— Extract to read —
========================================================================
Yesterday I read a heartbreaker of an article by a woman named Nathalie who expressed great sadness at seeing al her weight back, and having to force her once-again-big body into a pair of size 16 jeans which hurt her belly. That wasn't all that was hurting.
Having been there, on both sides, but being where I am now having successfully- so far, and it's only "so far" until the day I'm planted- kept my weight off for three and a half decades, I have some thoughts, for what it's worth.
First, don't dump your big clothing for at least five to seven years. It is very painful to find yourself perusing your thin closet for items which will accommodate an expansion. Not only is this expensive for the wallet, it is something else again to have to look in the size twenties when you had finally gotten to twelves, or whatever. Allowing yourself permission to backslide, and most of us do, is part of learning to be successful more often than not.
Second, as I wrote Nathalie, you are not your body. Sure, sure sure EVERYONE understands the concept. Nobody lives it. Your skin suit is nothing more than a vehicle and not a statement of your laziness, lack of character or whatever other lies our vicious Calvinist culture wants to tell us.
Some of us are big, and when you have big bones you will tend towards bigger bodies. I have bird bones. My body fits my frame, but it took a lot of hard work that got MUCH harder over the years. As I age towards 70 I am constantly changing my diet and my food choices to accommodate my body. Even though I'm an athlete, that does not give me the license to eat what I want. I eat for who I am, how much I work out, and all the different unique parameters of THIS skin suit, as must we all.
Because that's hard, that is why folks backslide.
When our aim becomes functional fitness and not some number on a scale, we stack the deck in our favor. Fundamental overhauls of our lifestyle are what it takes to maintain, and never ever ever looking back. If you gain, you gain. Deal with it. The more we self-flagellate, the more likely we will eat emotionally.
========================================================================
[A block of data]
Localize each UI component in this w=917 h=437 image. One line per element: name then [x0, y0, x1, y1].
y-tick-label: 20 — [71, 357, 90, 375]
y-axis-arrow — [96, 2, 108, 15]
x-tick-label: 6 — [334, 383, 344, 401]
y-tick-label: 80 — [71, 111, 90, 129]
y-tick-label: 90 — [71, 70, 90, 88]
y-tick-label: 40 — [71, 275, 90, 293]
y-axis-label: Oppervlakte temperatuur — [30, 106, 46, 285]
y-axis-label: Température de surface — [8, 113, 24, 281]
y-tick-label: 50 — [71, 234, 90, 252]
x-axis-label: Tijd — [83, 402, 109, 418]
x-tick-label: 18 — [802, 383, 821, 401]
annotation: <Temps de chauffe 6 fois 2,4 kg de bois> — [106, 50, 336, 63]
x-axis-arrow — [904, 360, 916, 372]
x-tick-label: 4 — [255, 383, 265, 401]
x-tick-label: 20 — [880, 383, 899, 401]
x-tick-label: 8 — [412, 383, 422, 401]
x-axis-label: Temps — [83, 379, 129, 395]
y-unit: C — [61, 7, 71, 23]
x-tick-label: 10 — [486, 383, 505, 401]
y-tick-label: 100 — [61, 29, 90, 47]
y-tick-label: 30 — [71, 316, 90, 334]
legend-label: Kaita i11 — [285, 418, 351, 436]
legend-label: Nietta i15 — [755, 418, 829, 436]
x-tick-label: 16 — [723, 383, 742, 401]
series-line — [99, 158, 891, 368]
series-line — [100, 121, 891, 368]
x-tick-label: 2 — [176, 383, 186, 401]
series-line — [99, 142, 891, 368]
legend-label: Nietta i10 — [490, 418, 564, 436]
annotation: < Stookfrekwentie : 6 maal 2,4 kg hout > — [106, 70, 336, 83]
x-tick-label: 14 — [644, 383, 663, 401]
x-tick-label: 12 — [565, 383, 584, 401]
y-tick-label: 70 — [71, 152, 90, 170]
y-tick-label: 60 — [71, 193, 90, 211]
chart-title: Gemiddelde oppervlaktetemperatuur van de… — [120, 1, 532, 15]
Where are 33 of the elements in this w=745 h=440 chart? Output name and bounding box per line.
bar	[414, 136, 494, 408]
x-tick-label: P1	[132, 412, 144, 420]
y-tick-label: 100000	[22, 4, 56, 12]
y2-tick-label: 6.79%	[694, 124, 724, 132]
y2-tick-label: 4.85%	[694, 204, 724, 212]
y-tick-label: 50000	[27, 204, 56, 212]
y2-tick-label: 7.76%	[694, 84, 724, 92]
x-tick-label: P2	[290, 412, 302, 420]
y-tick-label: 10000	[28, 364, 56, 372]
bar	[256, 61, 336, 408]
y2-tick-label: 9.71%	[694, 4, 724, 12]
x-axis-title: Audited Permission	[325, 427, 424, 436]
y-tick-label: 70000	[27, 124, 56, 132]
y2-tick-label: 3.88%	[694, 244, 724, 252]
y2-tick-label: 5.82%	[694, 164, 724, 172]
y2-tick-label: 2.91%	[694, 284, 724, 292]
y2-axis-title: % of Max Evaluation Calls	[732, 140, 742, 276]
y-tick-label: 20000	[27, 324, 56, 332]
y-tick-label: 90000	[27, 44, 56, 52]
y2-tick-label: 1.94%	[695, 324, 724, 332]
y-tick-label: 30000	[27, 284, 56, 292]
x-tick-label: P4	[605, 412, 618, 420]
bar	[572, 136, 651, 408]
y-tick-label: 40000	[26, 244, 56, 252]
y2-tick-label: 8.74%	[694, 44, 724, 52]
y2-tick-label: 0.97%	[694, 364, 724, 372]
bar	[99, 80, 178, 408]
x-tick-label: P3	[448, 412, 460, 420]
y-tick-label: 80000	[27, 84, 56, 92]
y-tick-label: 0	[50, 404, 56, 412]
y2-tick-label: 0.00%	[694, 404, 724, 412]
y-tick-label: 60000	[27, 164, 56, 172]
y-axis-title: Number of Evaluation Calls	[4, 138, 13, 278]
========================================================================
— What to do —
Can you answer these questions about the weight-loss piece?
1. What size were the jeans Nathalie had to force her body into?
2. For how long has the writer kept the weight off?
3. For how long does the writer say not to dump big clothing?

— Solution —
1. Size 16.
2. Three and a half decades.
3. At least five to seven years.